--- Start of SOURCE RECORDS ---

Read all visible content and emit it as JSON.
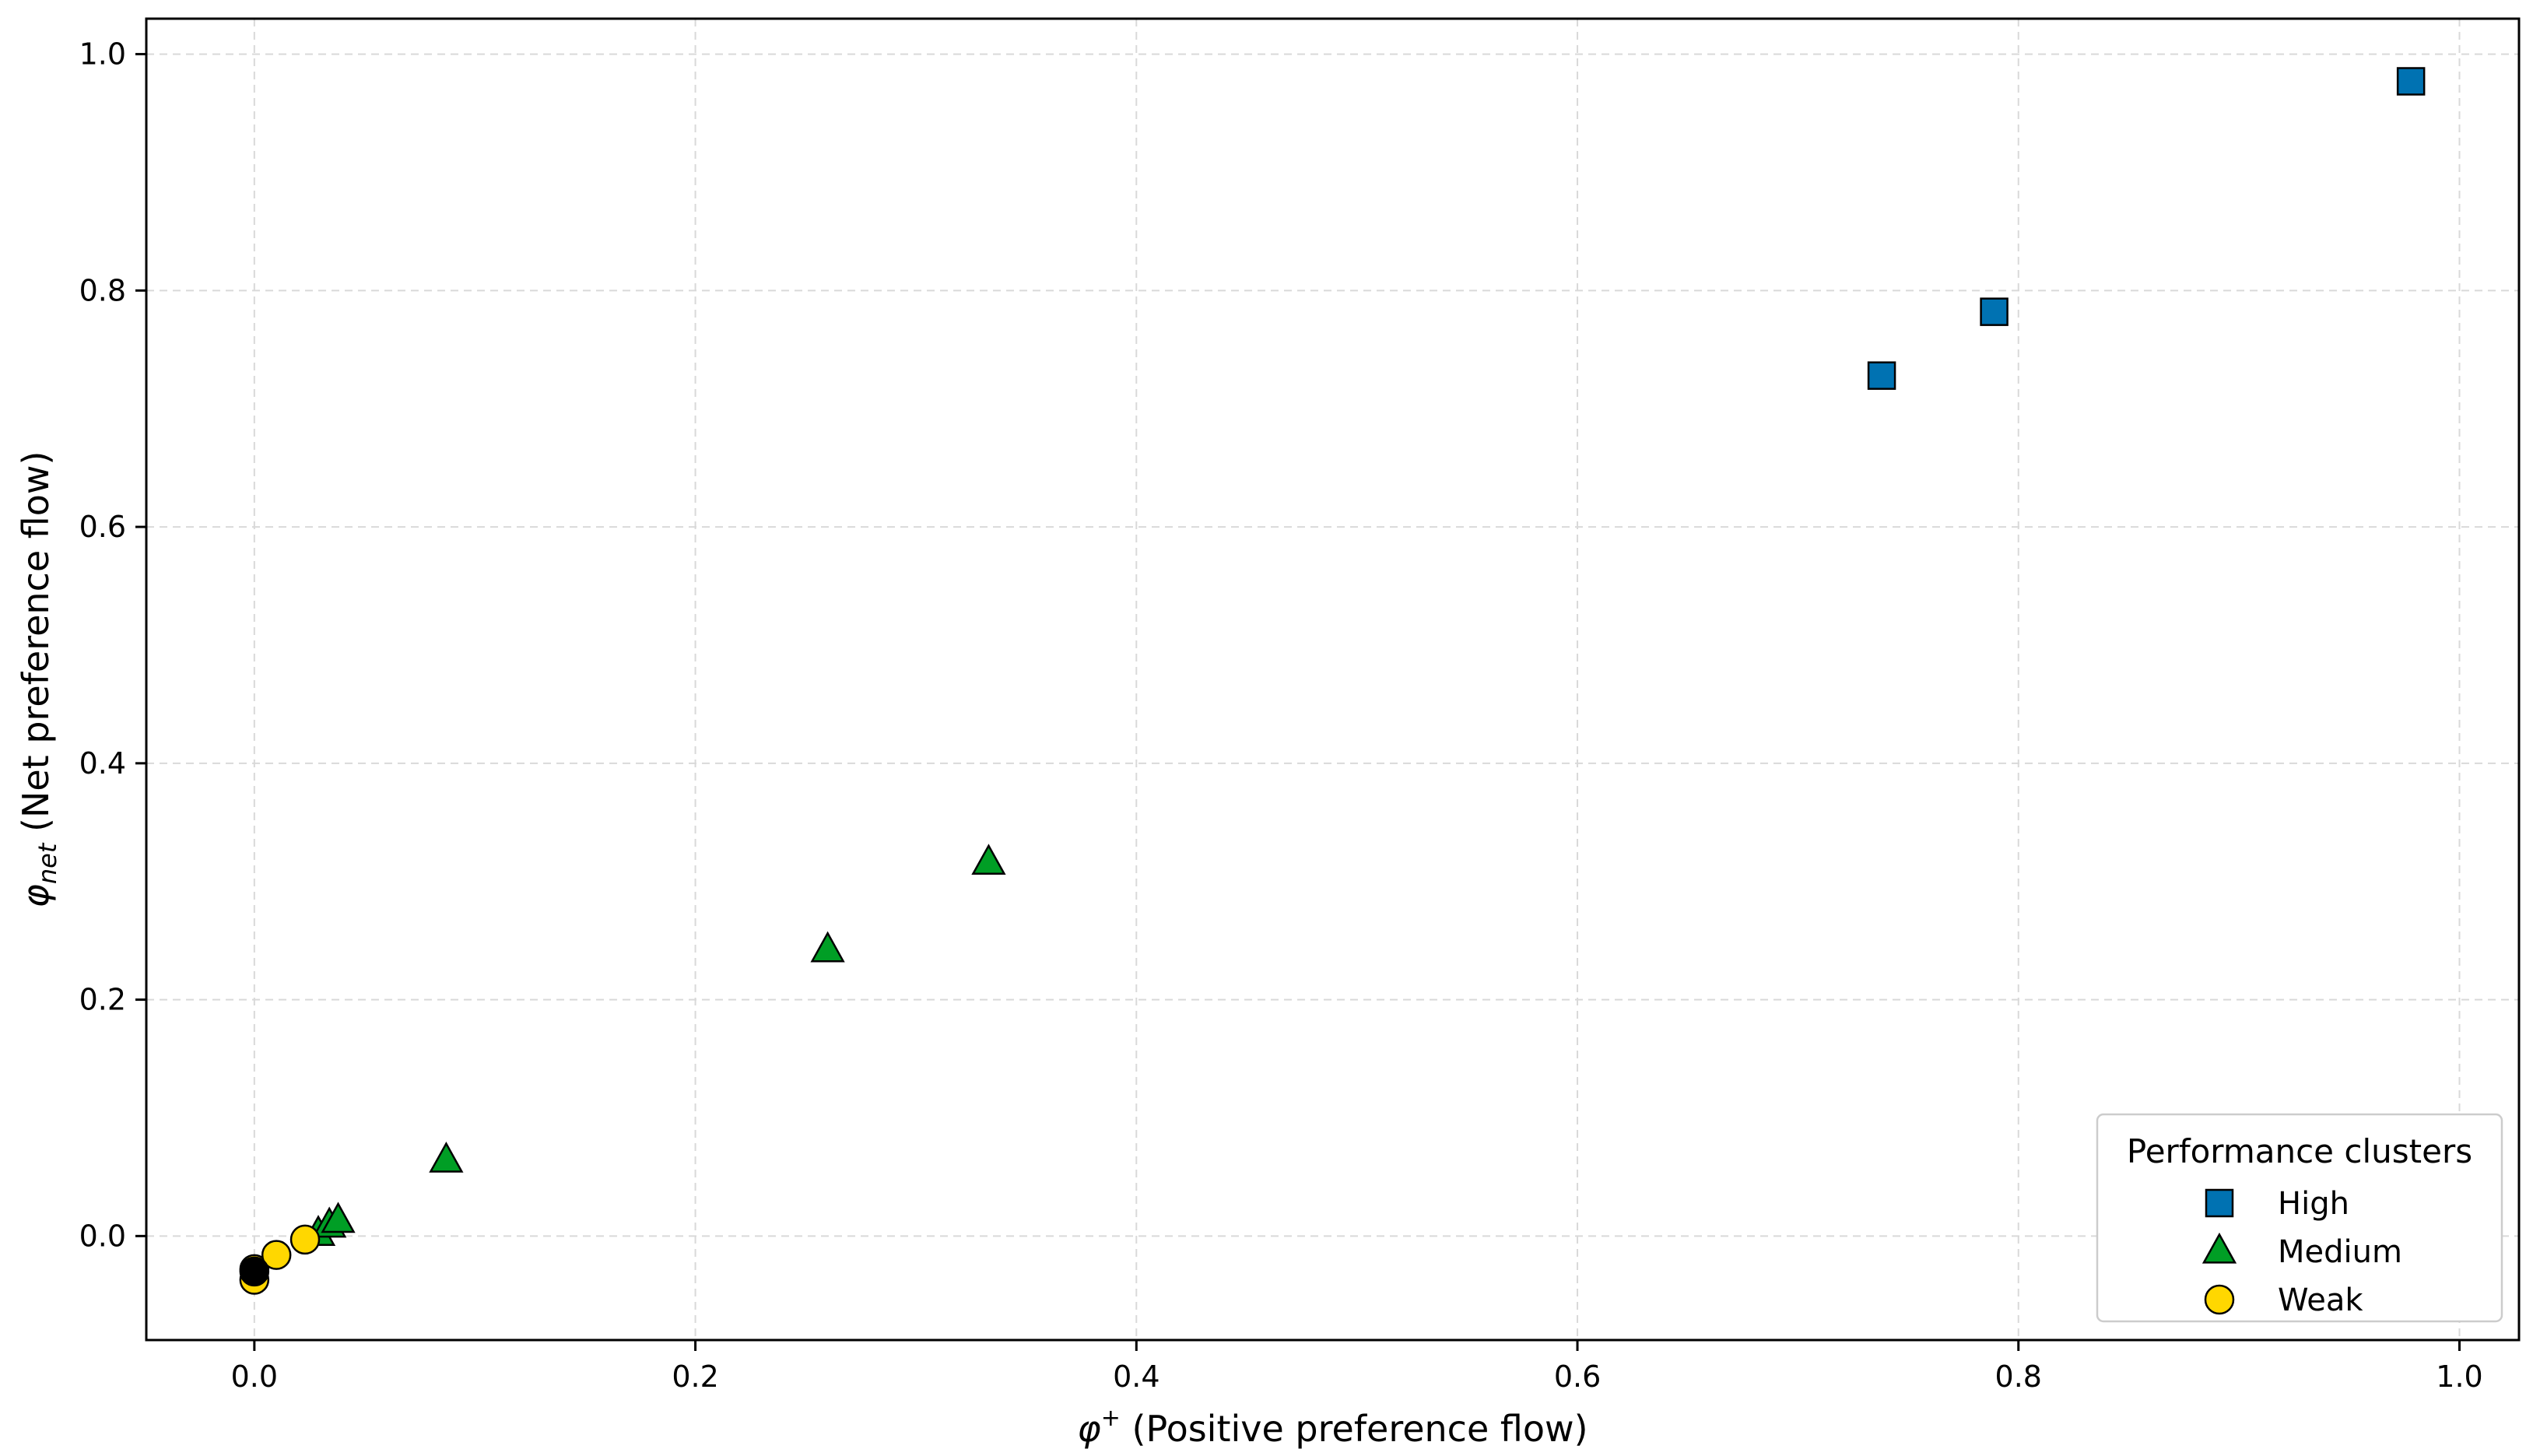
{
  "chart_data": {
    "type": "scatter",
    "title": "",
    "xlabel": {
      "symbol": "φ",
      "sup": "+",
      "text": " (Positive preference flow)"
    },
    "ylabel": {
      "symbol": "φ",
      "sub": "net",
      "text": " (Net preference flow)"
    },
    "xlim": [
      -0.049,
      1.027
    ],
    "ylim": [
      -0.088,
      1.03
    ],
    "xticks": [
      0.0,
      0.2,
      0.4,
      0.6,
      0.8,
      1.0
    ],
    "xtick_labels": [
      "0.0",
      "0.2",
      "0.4",
      "0.6",
      "0.8",
      "1.0"
    ],
    "yticks": [
      0.0,
      0.2,
      0.4,
      0.6,
      0.8,
      1.0
    ],
    "ytick_labels": [
      "0.0",
      "0.2",
      "0.4",
      "0.6",
      "0.8",
      "1.0"
    ],
    "grid": true,
    "legend": {
      "title": "Performance clusters",
      "location": "lower-right"
    },
    "series": [
      {
        "name": "High",
        "marker": "square",
        "color": "#0072B2",
        "points": [
          [
            0.738,
            0.728
          ],
          [
            0.789,
            0.782
          ],
          [
            0.978,
            0.977
          ]
        ]
      },
      {
        "name": "Medium",
        "marker": "triangle",
        "color": "#009E25",
        "points": [
          [
            0.029,
            0.002
          ],
          [
            0.034,
            0.009
          ],
          [
            0.038,
            0.013
          ],
          [
            0.087,
            0.064
          ],
          [
            0.26,
            0.242
          ],
          [
            0.333,
            0.316
          ]
        ]
      },
      {
        "name": "Weak",
        "marker": "circle",
        "color": "#FFD700",
        "points": [
          [
            0.0,
            -0.028
          ],
          [
            0.0,
            -0.037
          ],
          [
            0.01,
            -0.016
          ],
          [
            0.023,
            -0.003
          ]
        ]
      },
      {
        "name": "",
        "marker": "circle",
        "color": "#000000",
        "points": [
          [
            0.0,
            -0.03
          ]
        ]
      }
    ]
  }
}
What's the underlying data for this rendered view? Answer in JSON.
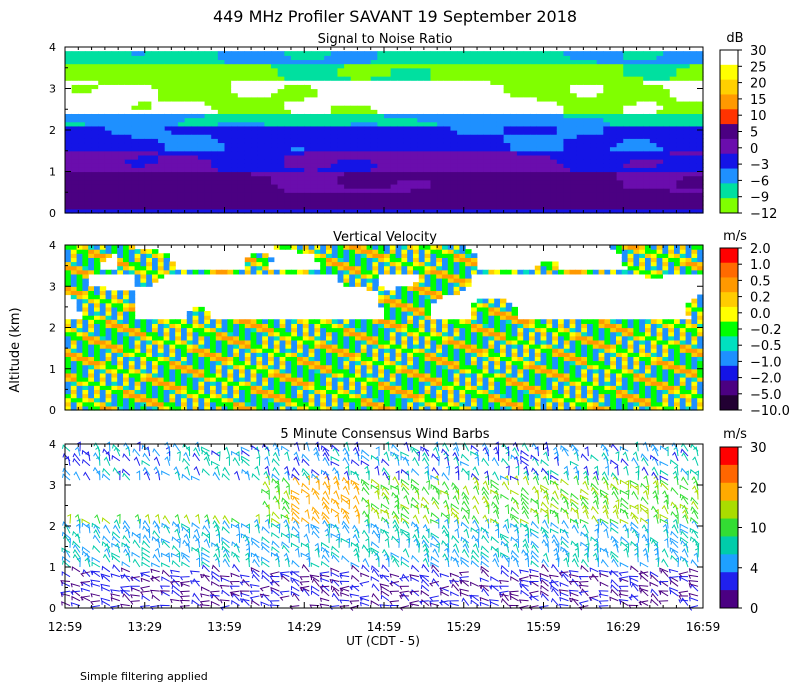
{
  "title": "449 MHz Profiler SAVANT 19 September 2018",
  "ylabel": "Altitude (km)",
  "xlabel": "UT  (CDT - 5)",
  "x_ticks": [
    "12:59",
    "13:29",
    "13:59",
    "14:29",
    "14:59",
    "15:29",
    "15:59",
    "16:29",
    "16:59"
  ],
  "y_ticks": [
    "0",
    "1",
    "2",
    "3",
    "4"
  ],
  "footnote": "Simple filtering applied",
  "chart_data": [
    {
      "type": "heatmap",
      "title": "Signal to Noise Ratio",
      "colorbar_unit": "dB",
      "colorbar_labels": [
        "30",
        "25",
        "20",
        "15",
        "10",
        "5",
        "0",
        "−3",
        "−6",
        "−9",
        "−12"
      ],
      "colorbar_colors": [
        "#ffffff",
        "#ffff00",
        "#ffd000",
        "#ff9900",
        "#ff3300",
        "#4b0082",
        "#6a0dad",
        "#1414e6",
        "#1e90ff",
        "#00e0a0",
        "#80ff00"
      ],
      "x_range": [
        "12:59",
        "16:59"
      ],
      "y_range_km": [
        0,
        4
      ]
    },
    {
      "type": "heatmap",
      "title": "Vertical Velocity",
      "colorbar_unit": "m/s",
      "colorbar_labels": [
        "2.0",
        "1.0",
        "0.5",
        "0.2",
        "0.0",
        "−0.2",
        "−0.5",
        "−1.0",
        "−2.0",
        "−5.0",
        "−10.0"
      ],
      "colorbar_colors": [
        "#ff0000",
        "#ff6a00",
        "#ff9900",
        "#ffcc00",
        "#ffff00",
        "#00ff00",
        "#00e0c0",
        "#1e90ff",
        "#1414e6",
        "#4b0082",
        "#220033"
      ],
      "x_range": [
        "12:59",
        "16:59"
      ],
      "y_range_km": [
        0,
        4
      ]
    },
    {
      "type": "scatter",
      "title": "5 Minute Consensus Wind Barbs",
      "colorbar_unit": "m/s",
      "colorbar_labels": [
        "30",
        "20",
        "10",
        "4",
        "0"
      ],
      "colorbar_colors": [
        "#ff0000",
        "#ff6600",
        "#ffaa00",
        "#aadd00",
        "#33dd33",
        "#00ccaa",
        "#1ea0ff",
        "#2020ee",
        "#4b0082"
      ],
      "x_range": [
        "12:59",
        "16:59"
      ],
      "y_range_km": [
        0,
        4
      ]
    }
  ]
}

--- End of SOURCE RECORDS ---

§ **TASK INSTRUCTIONS**
In your copy, repeat each record exactly and include no pictures.

§ **SOLUTION TO THE PROBLEM**
Read all visible content and emit it as JSON.
{
  "chart_data": {
    "type": "scatter",
    "title": "",
    "xlabel": {
      "symbol": "φ",
      "sup": "+",
      "text": " (Positive preference flow)"
    },
    "ylabel": {
      "symbol": "φ",
      "sub": "net",
      "text": " (Net preference flow)"
    },
    "xlim": [
      -0.049,
      1.027
    ],
    "ylim": [
      -0.088,
      1.03
    ],
    "xticks": [
      0.0,
      0.2,
      0.4,
      0.6,
      0.8,
      1.0
    ],
    "xtick_labels": [
      "0.0",
      "0.2",
      "0.4",
      "0.6",
      "0.8",
      "1.0"
    ],
    "yticks": [
      0.0,
      0.2,
      0.4,
      0.6,
      0.8,
      1.0
    ],
    "ytick_labels": [
      "0.0",
      "0.2",
      "0.4",
      "0.6",
      "0.8",
      "1.0"
    ],
    "grid": true,
    "legend": {
      "title": "Performance clusters",
      "location": "lower-right"
    },
    "series": [
      {
        "name": "High",
        "marker": "square",
        "color": "#0072B2",
        "points": [
          [
            0.738,
            0.728
          ],
          [
            0.789,
            0.782
          ],
          [
            0.978,
            0.977
          ]
        ]
      },
      {
        "name": "Medium",
        "marker": "triangle",
        "color": "#009E25",
        "points": [
          [
            0.029,
            0.002
          ],
          [
            0.034,
            0.009
          ],
          [
            0.038,
            0.013
          ],
          [
            0.087,
            0.064
          ],
          [
            0.26,
            0.242
          ],
          [
            0.333,
            0.316
          ]
        ]
      },
      {
        "name": "Weak",
        "marker": "circle",
        "color": "#FFD700",
        "points": [
          [
            0.0,
            -0.028
          ],
          [
            0.0,
            -0.037
          ],
          [
            0.01,
            -0.016
          ],
          [
            0.023,
            -0.003
          ]
        ]
      },
      {
        "name": "",
        "marker": "circle",
        "color": "#000000",
        "points": [
          [
            0.0,
            -0.03
          ]
        ]
      }
    ]
  }
}
What's the underlying data for this rendered view? Answer in JSON.
{
  "title": "449 MHz Profiler SAVANT 19 September 2018",
  "ylabel": "Altitude (km)",
  "xlabel": "UT  (CDT - 5)",
  "x_ticks": [
    "12:59",
    "13:29",
    "13:59",
    "14:29",
    "14:59",
    "15:29",
    "15:59",
    "16:29",
    "16:59"
  ],
  "y_ticks": [
    "0",
    "1",
    "2",
    "3",
    "4"
  ],
  "footnote": "Simple filtering applied",
  "chart_data": [
    {
      "type": "heatmap",
      "title": "Signal to Noise Ratio",
      "colorbar_unit": "dB",
      "colorbar_labels": [
        "30",
        "25",
        "20",
        "15",
        "10",
        "5",
        "0",
        "−3",
        "−6",
        "−9",
        "−12"
      ],
      "colorbar_colors": [
        "#ffffff",
        "#ffff00",
        "#ffd000",
        "#ff9900",
        "#ff3300",
        "#4b0082",
        "#6a0dad",
        "#1414e6",
        "#1e90ff",
        "#00e0a0",
        "#80ff00"
      ],
      "x_range": [
        "12:59",
        "16:59"
      ],
      "y_range_km": [
        0,
        4
      ]
    },
    {
      "type": "heatmap",
      "title": "Vertical Velocity",
      "colorbar_unit": "m/s",
      "colorbar_labels": [
        "2.0",
        "1.0",
        "0.5",
        "0.2",
        "0.0",
        "−0.2",
        "−0.5",
        "−1.0",
        "−2.0",
        "−5.0",
        "−10.0"
      ],
      "colorbar_colors": [
        "#ff0000",
        "#ff6a00",
        "#ff9900",
        "#ffcc00",
        "#ffff00",
        "#00ff00",
        "#00e0c0",
        "#1e90ff",
        "#1414e6",
        "#4b0082",
        "#220033"
      ],
      "x_range": [
        "12:59",
        "16:59"
      ],
      "y_range_km": [
        0,
        4
      ]
    },
    {
      "type": "scatter",
      "title": "5 Minute Consensus Wind Barbs",
      "colorbar_unit": "m/s",
      "colorbar_labels": [
        "30",
        "20",
        "10",
        "4",
        "0"
      ],
      "colorbar_colors": [
        "#ff0000",
        "#ff6600",
        "#ffaa00",
        "#aadd00",
        "#33dd33",
        "#00ccaa",
        "#1ea0ff",
        "#2020ee",
        "#4b0082"
      ],
      "x_range": [
        "12:59",
        "16:59"
      ],
      "y_range_km": [
        0,
        4
      ]
    }
  ]
}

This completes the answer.